→ **THE EXERCISE**: Count every line that has the word "fand" in it; give no more than the number.

** start of DATASET EXTRACT **

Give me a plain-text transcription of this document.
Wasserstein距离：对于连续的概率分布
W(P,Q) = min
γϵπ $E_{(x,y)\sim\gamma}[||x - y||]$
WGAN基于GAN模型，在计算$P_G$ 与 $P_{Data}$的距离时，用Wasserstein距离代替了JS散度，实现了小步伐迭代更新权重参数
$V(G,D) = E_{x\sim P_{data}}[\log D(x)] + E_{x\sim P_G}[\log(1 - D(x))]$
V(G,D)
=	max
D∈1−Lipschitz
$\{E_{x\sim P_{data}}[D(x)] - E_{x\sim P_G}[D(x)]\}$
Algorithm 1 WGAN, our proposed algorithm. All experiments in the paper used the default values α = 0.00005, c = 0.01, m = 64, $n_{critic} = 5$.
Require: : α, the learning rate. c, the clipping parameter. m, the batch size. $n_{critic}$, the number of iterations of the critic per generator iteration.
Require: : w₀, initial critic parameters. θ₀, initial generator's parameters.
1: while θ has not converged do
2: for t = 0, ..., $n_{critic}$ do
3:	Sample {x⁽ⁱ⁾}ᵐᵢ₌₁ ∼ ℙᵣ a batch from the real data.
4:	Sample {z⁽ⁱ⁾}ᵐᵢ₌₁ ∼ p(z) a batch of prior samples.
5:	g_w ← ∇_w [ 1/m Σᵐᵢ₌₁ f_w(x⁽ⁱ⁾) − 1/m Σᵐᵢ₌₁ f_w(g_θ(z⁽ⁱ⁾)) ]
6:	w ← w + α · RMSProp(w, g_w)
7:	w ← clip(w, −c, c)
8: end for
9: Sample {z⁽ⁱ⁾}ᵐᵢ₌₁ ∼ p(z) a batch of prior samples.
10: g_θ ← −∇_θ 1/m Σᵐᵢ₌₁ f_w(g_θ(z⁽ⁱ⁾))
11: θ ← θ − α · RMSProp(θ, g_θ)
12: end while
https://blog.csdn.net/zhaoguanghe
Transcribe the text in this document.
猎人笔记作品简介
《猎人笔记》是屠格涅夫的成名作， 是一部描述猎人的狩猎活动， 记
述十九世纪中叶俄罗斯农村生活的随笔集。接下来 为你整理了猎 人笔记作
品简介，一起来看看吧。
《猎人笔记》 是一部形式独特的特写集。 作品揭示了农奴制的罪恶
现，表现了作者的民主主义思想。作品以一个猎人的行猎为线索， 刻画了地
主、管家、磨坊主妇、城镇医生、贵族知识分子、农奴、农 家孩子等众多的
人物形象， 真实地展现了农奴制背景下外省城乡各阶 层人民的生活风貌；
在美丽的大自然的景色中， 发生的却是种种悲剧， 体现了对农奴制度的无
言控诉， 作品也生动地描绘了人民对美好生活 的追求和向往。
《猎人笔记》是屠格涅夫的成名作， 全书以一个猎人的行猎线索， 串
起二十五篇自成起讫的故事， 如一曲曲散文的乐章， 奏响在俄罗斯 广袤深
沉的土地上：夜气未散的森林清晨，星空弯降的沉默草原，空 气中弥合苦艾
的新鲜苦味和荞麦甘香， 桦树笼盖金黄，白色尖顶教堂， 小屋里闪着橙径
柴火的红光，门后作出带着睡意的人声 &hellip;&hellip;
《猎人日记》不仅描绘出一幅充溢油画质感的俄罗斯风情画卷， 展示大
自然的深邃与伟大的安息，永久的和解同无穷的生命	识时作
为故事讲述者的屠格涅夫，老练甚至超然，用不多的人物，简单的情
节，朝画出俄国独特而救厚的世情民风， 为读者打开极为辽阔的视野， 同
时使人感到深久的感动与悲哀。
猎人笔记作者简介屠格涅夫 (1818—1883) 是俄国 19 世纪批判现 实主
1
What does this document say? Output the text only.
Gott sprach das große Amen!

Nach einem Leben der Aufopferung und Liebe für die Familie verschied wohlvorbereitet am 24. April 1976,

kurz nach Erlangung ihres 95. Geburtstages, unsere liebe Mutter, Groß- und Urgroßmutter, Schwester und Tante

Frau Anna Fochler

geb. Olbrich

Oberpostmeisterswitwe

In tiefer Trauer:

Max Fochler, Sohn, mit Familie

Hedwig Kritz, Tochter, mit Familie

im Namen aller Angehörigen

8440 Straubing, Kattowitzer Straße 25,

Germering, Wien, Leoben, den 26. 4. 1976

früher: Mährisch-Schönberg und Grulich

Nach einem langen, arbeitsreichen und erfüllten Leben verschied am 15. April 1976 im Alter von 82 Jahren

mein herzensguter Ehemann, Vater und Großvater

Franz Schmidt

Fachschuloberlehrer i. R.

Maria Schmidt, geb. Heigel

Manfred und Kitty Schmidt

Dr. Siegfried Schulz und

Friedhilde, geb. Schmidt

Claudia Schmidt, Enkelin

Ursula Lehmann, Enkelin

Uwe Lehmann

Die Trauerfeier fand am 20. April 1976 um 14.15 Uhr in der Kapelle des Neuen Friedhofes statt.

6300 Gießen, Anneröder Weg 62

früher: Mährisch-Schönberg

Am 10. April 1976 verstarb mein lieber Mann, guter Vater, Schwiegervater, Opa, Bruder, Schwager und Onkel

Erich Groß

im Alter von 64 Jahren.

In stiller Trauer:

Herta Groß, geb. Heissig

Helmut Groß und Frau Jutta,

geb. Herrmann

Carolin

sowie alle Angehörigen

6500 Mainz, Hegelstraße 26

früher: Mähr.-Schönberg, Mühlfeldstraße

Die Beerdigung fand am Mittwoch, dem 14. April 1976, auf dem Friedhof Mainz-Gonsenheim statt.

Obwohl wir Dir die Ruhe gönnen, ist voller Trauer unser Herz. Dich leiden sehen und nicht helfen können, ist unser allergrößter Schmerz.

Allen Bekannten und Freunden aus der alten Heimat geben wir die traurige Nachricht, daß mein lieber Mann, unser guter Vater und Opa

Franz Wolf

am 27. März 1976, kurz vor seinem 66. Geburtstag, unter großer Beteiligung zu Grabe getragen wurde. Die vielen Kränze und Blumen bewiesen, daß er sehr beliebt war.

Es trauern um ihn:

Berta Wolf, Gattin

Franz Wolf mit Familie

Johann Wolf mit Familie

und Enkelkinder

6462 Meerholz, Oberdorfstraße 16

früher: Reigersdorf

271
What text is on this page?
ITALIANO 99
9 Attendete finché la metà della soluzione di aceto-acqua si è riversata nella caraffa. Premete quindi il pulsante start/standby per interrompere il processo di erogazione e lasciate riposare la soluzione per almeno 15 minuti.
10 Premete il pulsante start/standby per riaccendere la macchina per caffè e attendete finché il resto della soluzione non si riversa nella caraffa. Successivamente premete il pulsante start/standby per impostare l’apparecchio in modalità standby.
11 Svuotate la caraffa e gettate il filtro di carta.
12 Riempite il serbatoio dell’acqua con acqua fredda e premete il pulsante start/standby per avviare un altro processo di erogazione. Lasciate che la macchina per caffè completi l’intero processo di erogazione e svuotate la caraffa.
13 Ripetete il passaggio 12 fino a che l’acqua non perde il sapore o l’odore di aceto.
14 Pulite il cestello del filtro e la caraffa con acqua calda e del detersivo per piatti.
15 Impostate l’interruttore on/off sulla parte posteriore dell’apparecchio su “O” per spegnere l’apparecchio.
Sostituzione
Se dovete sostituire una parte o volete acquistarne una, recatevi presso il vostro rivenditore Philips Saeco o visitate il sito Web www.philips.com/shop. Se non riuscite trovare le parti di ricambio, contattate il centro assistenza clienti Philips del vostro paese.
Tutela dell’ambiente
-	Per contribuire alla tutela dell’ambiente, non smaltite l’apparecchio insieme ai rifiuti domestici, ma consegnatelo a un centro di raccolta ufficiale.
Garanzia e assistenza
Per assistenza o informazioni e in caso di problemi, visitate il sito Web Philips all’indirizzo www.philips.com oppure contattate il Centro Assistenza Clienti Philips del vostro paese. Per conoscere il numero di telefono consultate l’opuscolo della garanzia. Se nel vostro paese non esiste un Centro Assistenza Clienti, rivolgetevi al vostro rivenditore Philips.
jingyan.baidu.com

** end of DATASET EXTRACT **

→ **REPLY**: 2